**FRAGMENTO DEL DOCUMENTO**
════════════════════
Aunque las lluvias fueron copiosas, no se registraron inundaciones, pero sí caída de árboles, por lo que desde Protección Civil recomiendan extremar las precauciones al circular y evitar desplazamientos innecesarios.
El fenómeno climático afectó principalmente las zonas de Armstrong y Tortugas, aunque también dejó su huella en la ciudad de Rosario. Las ráfagas de viento alcanzaron velocidades de hasta 84 kilómetros por hora, acompañadas de mucha actividad eléctrica, lo que intensificó los daños.
La lluvia, que acumuló menos de 20 milímetros, contribuyó a que los suelos se debilitaran, facilitando que los árboles y las estructuras se desplomaran.
Desde la Municipalidad, informaron que, a pesar del paro general de la CGT que redujo los servicios municipales, las cuadrillas están trabajando desde temprano en todos los barrios para atender los reclamos y limpiar los daños. En total, se recibieron 45 llamados por árboles y ramas caídas, 10 por columnas y cuatro por chapas y carteles volados. En Casiano Casas y Miller, un transformador de la EPE cayó directamente sobre una vivienda, generando una situación de riesgo.
════════════════════
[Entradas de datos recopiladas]
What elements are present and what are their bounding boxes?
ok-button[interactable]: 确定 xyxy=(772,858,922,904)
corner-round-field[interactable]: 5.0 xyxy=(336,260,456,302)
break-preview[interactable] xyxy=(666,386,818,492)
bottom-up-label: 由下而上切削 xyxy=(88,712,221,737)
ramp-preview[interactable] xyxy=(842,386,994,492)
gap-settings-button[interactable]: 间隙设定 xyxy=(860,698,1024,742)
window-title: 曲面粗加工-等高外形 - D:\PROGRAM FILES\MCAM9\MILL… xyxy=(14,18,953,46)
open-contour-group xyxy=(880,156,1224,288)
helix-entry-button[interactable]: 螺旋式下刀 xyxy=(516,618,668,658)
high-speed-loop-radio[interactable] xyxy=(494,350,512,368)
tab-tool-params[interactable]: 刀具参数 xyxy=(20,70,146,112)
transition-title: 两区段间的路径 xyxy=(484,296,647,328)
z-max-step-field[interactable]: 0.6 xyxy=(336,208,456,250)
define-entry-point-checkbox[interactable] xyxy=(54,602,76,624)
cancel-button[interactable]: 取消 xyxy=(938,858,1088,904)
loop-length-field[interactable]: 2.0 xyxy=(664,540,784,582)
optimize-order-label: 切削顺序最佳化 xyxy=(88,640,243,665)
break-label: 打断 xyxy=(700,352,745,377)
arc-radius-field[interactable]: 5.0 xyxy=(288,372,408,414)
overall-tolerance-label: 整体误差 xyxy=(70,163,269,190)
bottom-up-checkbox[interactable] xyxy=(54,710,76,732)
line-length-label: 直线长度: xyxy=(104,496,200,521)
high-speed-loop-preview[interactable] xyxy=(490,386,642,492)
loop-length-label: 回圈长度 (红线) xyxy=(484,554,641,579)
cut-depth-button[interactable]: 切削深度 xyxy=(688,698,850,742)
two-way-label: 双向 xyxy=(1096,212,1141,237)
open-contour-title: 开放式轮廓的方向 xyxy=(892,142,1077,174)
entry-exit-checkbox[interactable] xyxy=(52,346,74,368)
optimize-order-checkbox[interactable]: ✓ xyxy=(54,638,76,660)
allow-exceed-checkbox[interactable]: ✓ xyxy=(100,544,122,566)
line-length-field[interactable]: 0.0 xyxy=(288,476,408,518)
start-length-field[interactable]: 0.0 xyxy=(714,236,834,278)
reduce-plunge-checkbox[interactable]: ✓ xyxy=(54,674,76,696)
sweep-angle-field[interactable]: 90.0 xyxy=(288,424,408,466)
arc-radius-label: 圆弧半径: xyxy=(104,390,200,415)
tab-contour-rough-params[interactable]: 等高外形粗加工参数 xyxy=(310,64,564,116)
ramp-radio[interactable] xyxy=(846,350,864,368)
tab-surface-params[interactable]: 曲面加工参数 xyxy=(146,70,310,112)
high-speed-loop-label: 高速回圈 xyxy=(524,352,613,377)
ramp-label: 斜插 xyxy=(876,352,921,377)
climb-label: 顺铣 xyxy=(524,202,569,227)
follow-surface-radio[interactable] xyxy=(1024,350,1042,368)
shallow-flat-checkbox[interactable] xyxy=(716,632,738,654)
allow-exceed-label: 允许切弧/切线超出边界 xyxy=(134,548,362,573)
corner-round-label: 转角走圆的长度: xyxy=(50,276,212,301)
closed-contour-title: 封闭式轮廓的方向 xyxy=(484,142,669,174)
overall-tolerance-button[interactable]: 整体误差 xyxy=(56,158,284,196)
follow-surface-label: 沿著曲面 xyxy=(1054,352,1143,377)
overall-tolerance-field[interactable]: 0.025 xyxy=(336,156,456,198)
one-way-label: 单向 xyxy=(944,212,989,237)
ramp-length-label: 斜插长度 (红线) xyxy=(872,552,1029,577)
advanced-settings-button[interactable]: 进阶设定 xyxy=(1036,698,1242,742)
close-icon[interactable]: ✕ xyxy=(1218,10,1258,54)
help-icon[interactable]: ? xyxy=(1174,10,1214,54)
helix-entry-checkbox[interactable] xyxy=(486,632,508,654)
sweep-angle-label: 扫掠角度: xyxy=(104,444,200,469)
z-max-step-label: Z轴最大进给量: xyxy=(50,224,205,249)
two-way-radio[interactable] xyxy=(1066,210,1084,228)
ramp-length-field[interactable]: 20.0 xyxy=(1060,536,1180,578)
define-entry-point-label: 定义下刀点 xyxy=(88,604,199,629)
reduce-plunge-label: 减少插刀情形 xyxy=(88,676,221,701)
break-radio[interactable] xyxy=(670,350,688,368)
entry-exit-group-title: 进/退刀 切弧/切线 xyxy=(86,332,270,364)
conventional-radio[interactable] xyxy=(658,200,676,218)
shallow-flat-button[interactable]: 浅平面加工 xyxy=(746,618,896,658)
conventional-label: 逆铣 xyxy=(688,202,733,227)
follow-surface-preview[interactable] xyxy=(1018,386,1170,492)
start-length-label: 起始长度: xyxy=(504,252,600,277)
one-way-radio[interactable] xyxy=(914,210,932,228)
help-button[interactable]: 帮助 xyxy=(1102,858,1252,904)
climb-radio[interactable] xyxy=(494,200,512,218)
════════════════════
**INSTRUCCIONES**
[A] Indica si cada afirmación concuerda con el texto sobre el temporal: (i) las ráfagas de viento llegaron a 84 kilómetros por hora; (ii) las lluvias provocaron inundaciones; (iii) la lluvia acumuló más de 20 milímetros. Responde sí o no a cada una y cita textualmente las palabras del texto que lo determinan.
[B] Imprime sin cambios el pasaje del texto sobre el temporal que va desde "Aunque las lluvias" hasta "intensificó los daños.", ambas partes incluidas.
[C] Escribe lo que sigue en el texto sobre el temporal, a partir de su última oración.

**RESPUESTAS DEL EJERCICIO**
[A]
(i) Sí: «Las ráfagas de viento alcanzaron velocidades de hasta 84 kilómetros por hora».
(ii) No: «no se registraron inundaciones».
(iii) No: «La lluvia, que acumuló menos de 20 milímetros».

[B]
Aunque las lluvias fueron copiosas, no se registraron inundaciones, pero sí caída de árboles, por lo que desde Protección Civil recomiendan extremar las precauciones al circular y evitar desplazamientos innecesarios.
El fenómeno climático afectó principalmente las zonas de Armstrong y Tortugas, aunque también dejó su huella en la ciudad de Rosario. Las ráfagas de viento alcanzaron velocidades de hasta 84 kilómetros por hora, acompañadas de mucha actividad eléctrica, lo que intensificó los daños.

[C]
El director de Protección Civil de la ciudad, Gonzalo Ratner, explicó que el daño mayor fue causado por el viento, más que por la lluvia, que, si bien fue constante durante la noche y la mañana, no fue tan intensa. Ratner aconsejó a los vecinos que hoy la jornada requiere calma y precaución, y confirmó que las cuadrillas municipales continúan trabajando para retirar los árboles caídos y enderezar columnas, además de que el teléfono 103 sigue habilitado para reclamos y emergencias.